§ **Data supplied**
* begin *

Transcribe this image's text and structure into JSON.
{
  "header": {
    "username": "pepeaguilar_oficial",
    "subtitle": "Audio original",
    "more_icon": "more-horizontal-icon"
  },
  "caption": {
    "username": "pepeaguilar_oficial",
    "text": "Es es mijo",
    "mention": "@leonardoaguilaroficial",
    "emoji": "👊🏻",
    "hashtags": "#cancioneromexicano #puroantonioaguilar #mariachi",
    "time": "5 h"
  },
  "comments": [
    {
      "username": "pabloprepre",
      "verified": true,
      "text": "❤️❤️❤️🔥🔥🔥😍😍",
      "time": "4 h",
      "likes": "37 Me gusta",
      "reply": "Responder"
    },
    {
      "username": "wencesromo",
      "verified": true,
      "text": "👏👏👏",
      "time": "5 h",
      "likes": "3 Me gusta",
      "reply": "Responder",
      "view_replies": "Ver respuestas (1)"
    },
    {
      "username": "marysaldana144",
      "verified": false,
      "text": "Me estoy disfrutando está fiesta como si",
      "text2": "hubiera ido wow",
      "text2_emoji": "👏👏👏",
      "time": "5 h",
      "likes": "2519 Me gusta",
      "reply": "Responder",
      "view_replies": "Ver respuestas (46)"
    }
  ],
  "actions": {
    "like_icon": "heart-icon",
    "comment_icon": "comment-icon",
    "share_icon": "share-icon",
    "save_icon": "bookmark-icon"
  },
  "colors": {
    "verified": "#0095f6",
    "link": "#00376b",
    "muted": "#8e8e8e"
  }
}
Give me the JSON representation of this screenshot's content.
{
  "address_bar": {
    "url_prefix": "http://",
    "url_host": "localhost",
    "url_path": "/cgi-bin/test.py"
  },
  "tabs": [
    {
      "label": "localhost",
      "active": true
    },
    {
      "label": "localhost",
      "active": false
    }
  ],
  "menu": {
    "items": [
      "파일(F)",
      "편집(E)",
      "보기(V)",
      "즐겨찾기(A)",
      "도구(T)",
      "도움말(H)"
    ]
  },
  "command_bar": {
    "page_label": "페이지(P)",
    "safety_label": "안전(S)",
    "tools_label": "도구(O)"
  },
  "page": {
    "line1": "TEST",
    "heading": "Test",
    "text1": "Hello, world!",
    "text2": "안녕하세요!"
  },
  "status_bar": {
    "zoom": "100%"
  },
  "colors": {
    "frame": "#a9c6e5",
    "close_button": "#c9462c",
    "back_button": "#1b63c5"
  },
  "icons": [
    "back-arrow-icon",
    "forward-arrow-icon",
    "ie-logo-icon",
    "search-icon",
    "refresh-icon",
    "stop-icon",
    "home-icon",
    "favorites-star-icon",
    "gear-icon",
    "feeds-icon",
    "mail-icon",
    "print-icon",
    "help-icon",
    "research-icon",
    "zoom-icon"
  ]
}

* end *
* begin *

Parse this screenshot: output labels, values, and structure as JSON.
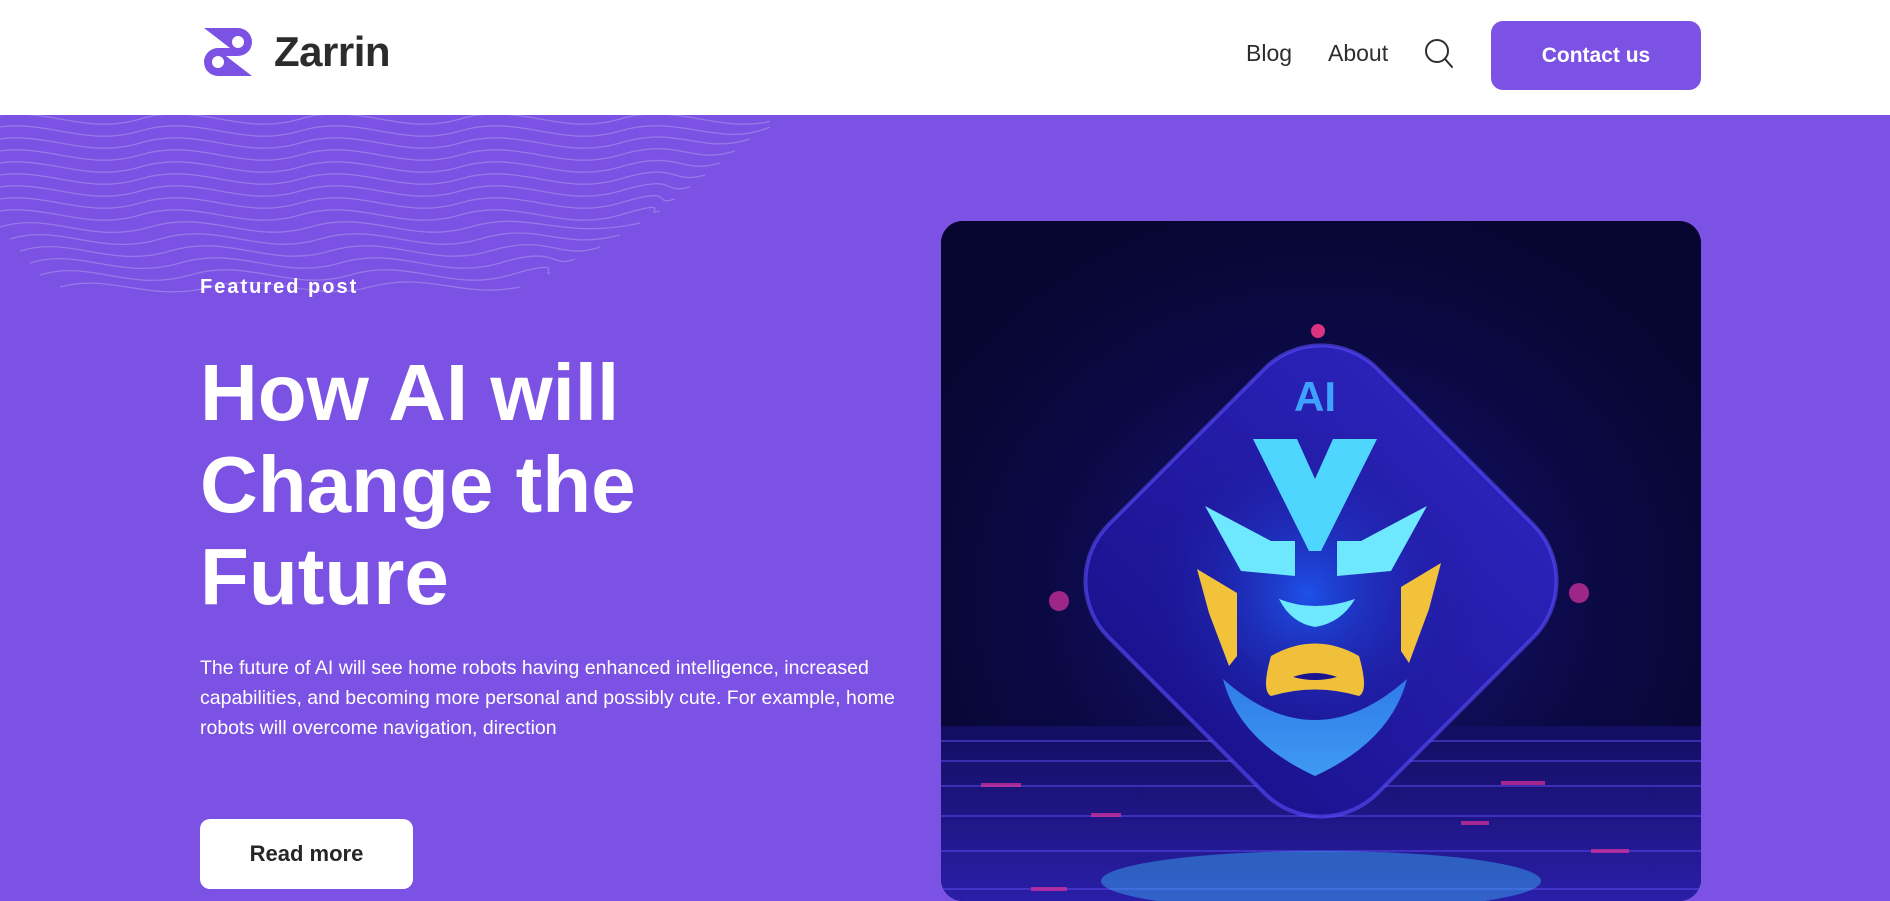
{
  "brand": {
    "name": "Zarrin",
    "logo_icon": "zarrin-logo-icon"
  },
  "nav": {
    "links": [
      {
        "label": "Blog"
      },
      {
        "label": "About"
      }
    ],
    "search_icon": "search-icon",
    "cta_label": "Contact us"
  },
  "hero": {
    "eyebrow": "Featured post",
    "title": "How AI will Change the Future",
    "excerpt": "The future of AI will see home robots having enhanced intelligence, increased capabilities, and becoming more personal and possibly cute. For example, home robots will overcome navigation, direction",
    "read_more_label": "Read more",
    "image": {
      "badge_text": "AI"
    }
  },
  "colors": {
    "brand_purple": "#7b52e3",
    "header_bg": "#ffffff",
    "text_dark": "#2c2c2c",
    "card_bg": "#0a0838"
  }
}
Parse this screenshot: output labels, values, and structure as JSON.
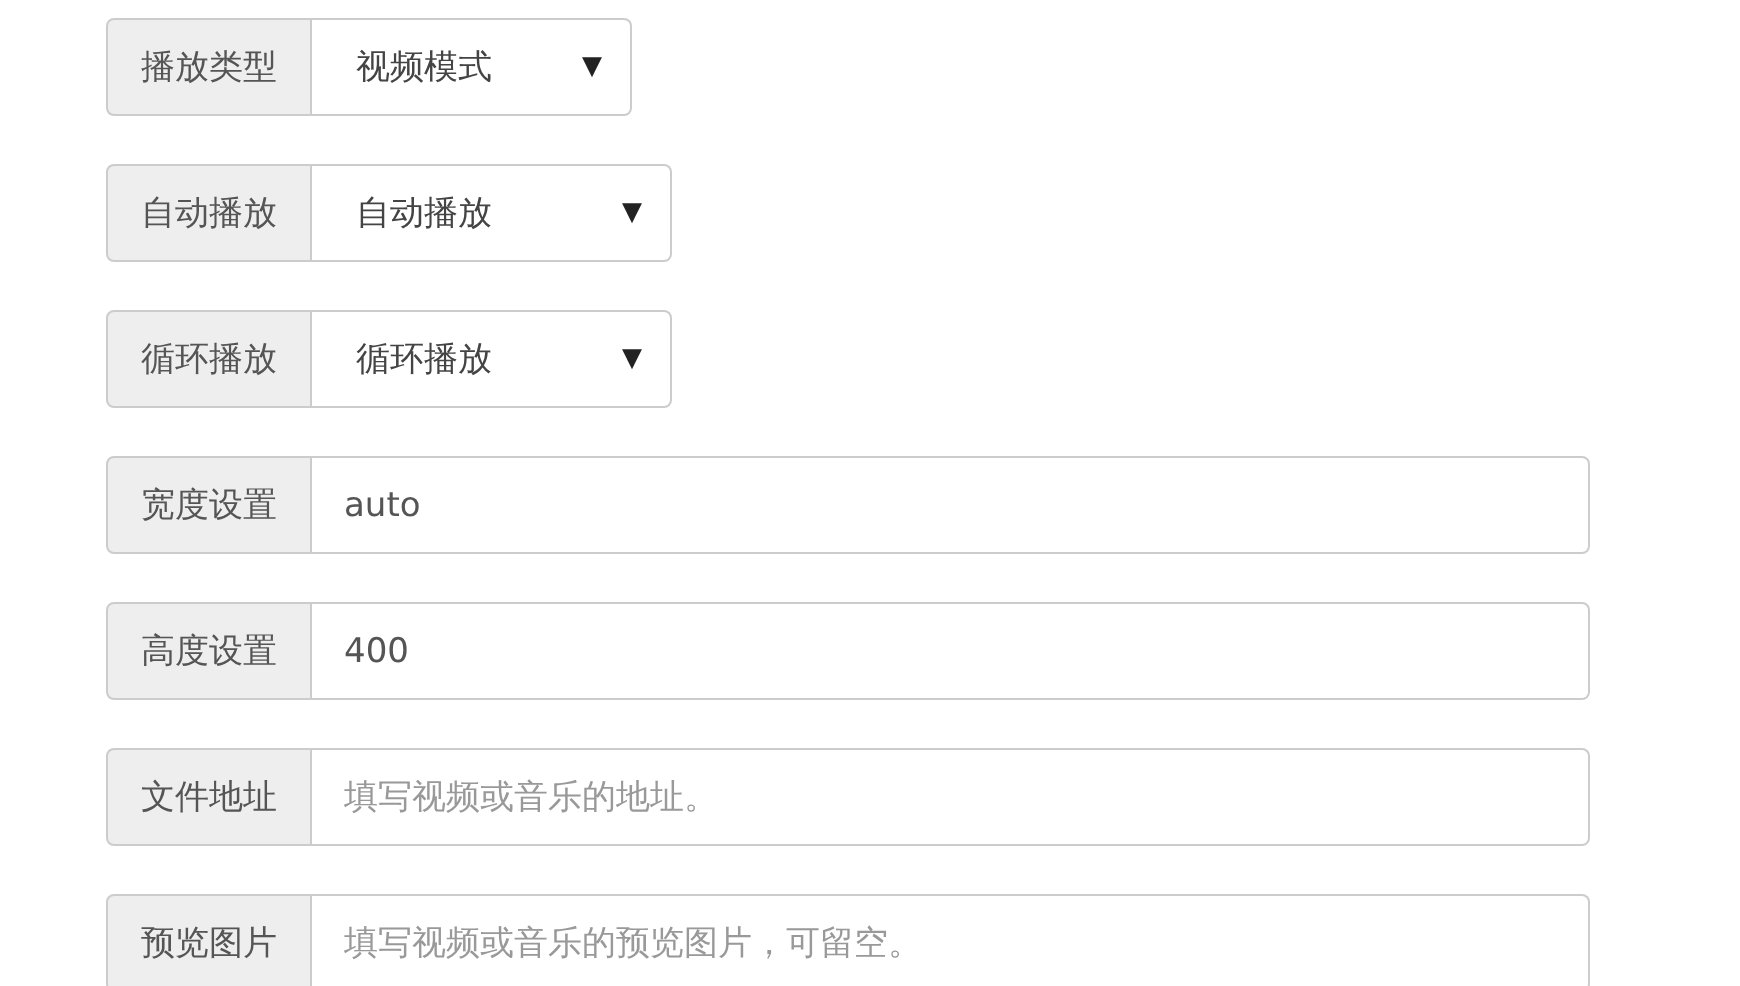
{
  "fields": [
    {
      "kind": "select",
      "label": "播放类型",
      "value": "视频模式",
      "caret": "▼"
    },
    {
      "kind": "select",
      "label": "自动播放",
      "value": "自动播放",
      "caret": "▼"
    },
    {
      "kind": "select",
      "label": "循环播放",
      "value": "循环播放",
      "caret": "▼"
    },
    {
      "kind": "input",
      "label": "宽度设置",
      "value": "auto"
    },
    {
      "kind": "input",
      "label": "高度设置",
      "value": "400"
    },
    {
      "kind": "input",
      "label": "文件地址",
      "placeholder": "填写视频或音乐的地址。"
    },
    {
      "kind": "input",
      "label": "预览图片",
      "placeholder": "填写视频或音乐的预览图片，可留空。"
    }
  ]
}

* end *

§ **Objective**
Say, as a bare number, how many lines in the entries above include the string "more".

§ **Task result**
3